Identify the lines that contain the word "screenshot" and copy each one.

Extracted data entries
○ ○ ○
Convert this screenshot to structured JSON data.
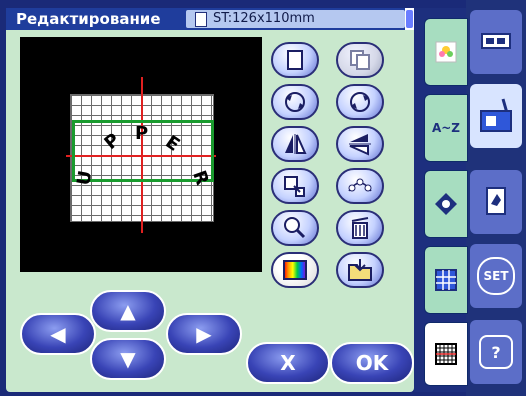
{
  "titlebar": {
    "title": "Редактирование",
    "size": "ST:126x110mm"
  },
  "canvas": {
    "pattern_letters": [
      "U",
      "P",
      "P",
      "E",
      "R"
    ]
  },
  "buttons": {
    "ok": "OK",
    "cancel": "X",
    "arrows": {
      "up": "▲",
      "down": "▼",
      "left": "◀",
      "right": "▶"
    }
  },
  "tabs": {
    "alphabet": "A~Z"
  },
  "modes": {
    "set": "SET",
    "help": "?"
  }
}
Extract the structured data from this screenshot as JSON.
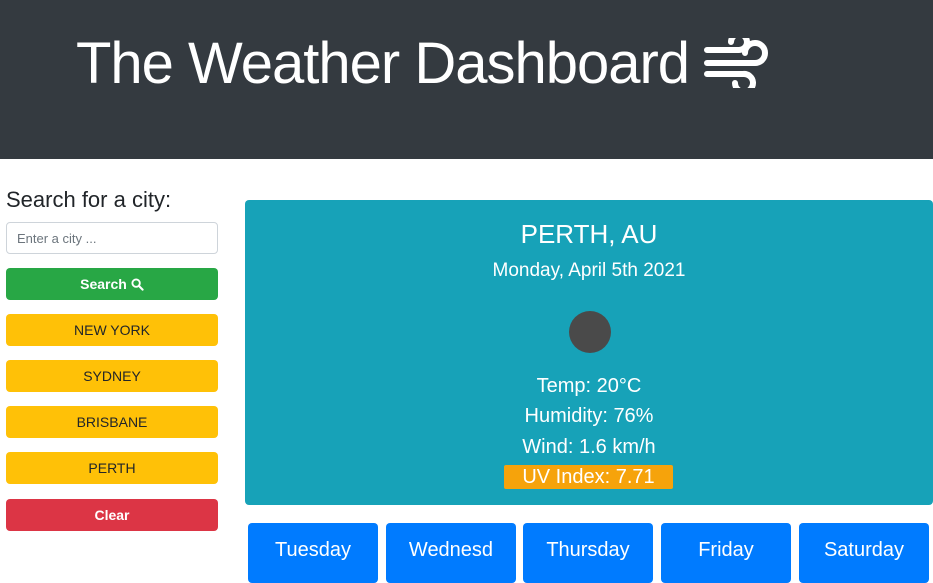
{
  "header": {
    "title": "The Weather Dashboard",
    "icon": "wind-icon"
  },
  "sidebar": {
    "heading": "Search for a city:",
    "search_placeholder": "Enter a city ...",
    "search_label": "Search",
    "search_icon": "search-icon",
    "cities": [
      "NEW YORK",
      "SYDNEY",
      "BRISBANE",
      "PERTH"
    ],
    "clear_label": "Clear"
  },
  "current": {
    "city": "PERTH, AU",
    "date": "Monday, April 5th 2021",
    "temp": "Temp: 20°C",
    "humidity": "Humidity: 76%",
    "wind": "Wind: 1.6 km/h",
    "uv": "UV Index: 7.71"
  },
  "forecast": {
    "days": [
      "Tuesday",
      "Wednesd",
      "Thursday",
      "Friday",
      "Saturday"
    ]
  },
  "colors": {
    "header_bg": "#343a40",
    "current_bg": "#17a2b8",
    "search_btn": "#28a745",
    "city_btn": "#ffc107",
    "clear_btn": "#dc3545",
    "forecast_bg": "#007bff",
    "uv_badge": "#f6a30b"
  }
}
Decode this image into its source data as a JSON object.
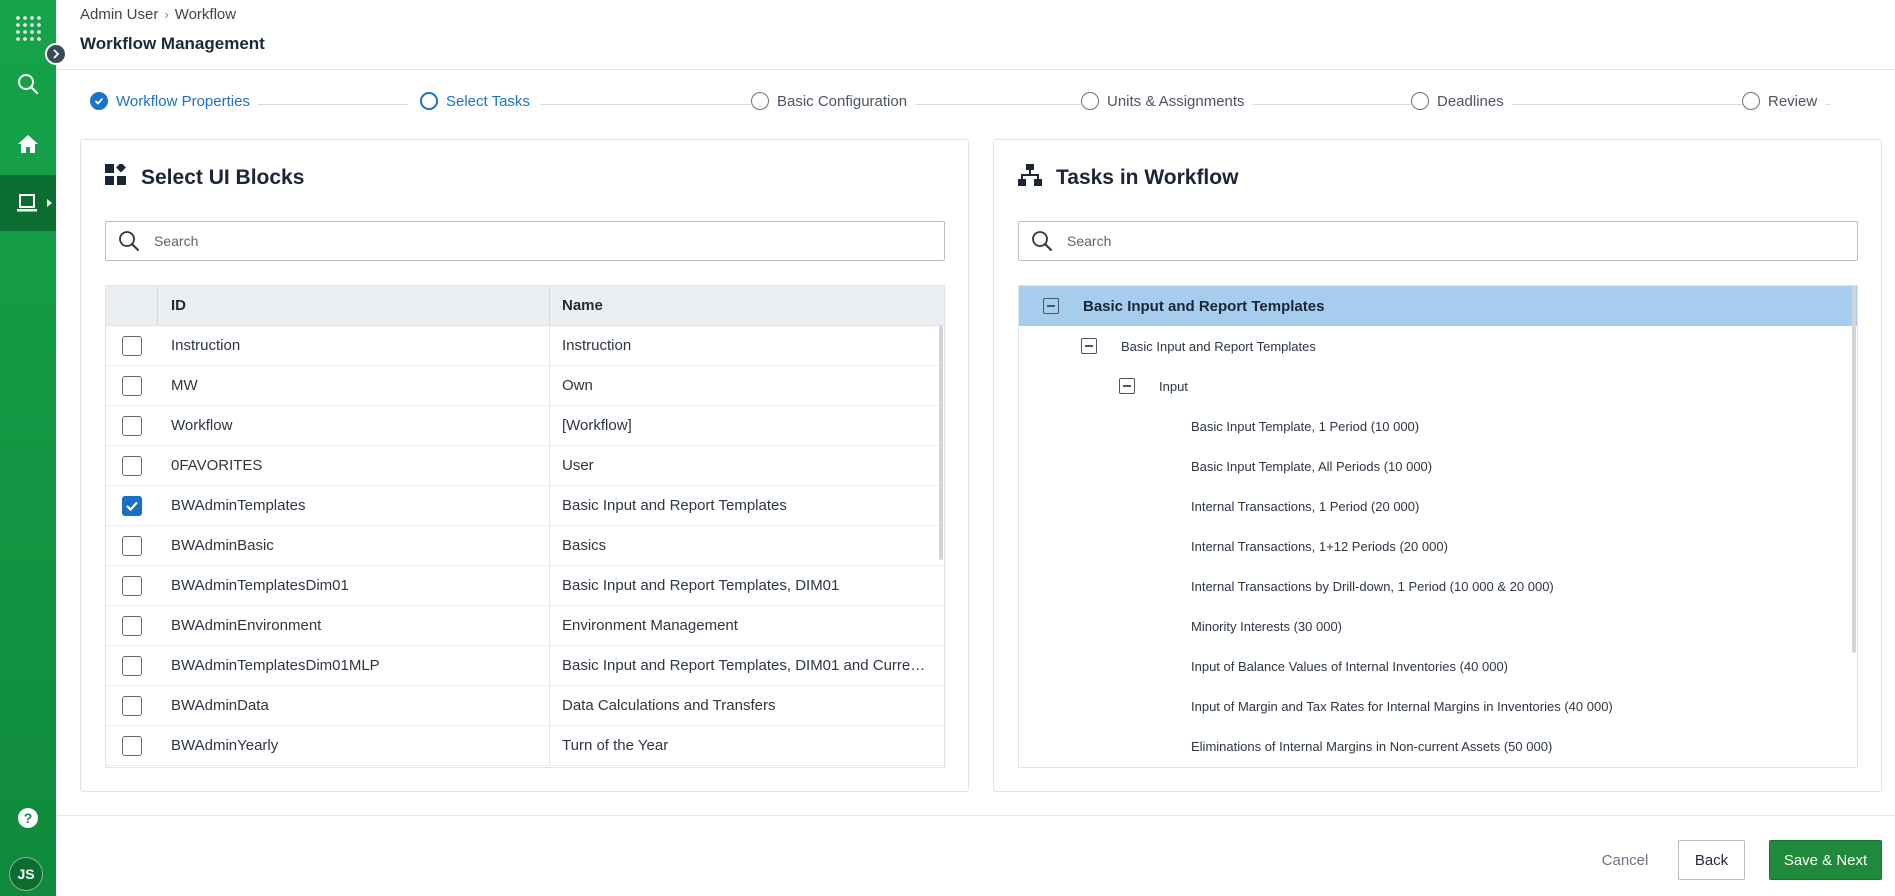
○ ○ ○
▸ Task answer:
Convert this screenshot to structured JSON data.
Extract the structured data from this screenshot as JSON.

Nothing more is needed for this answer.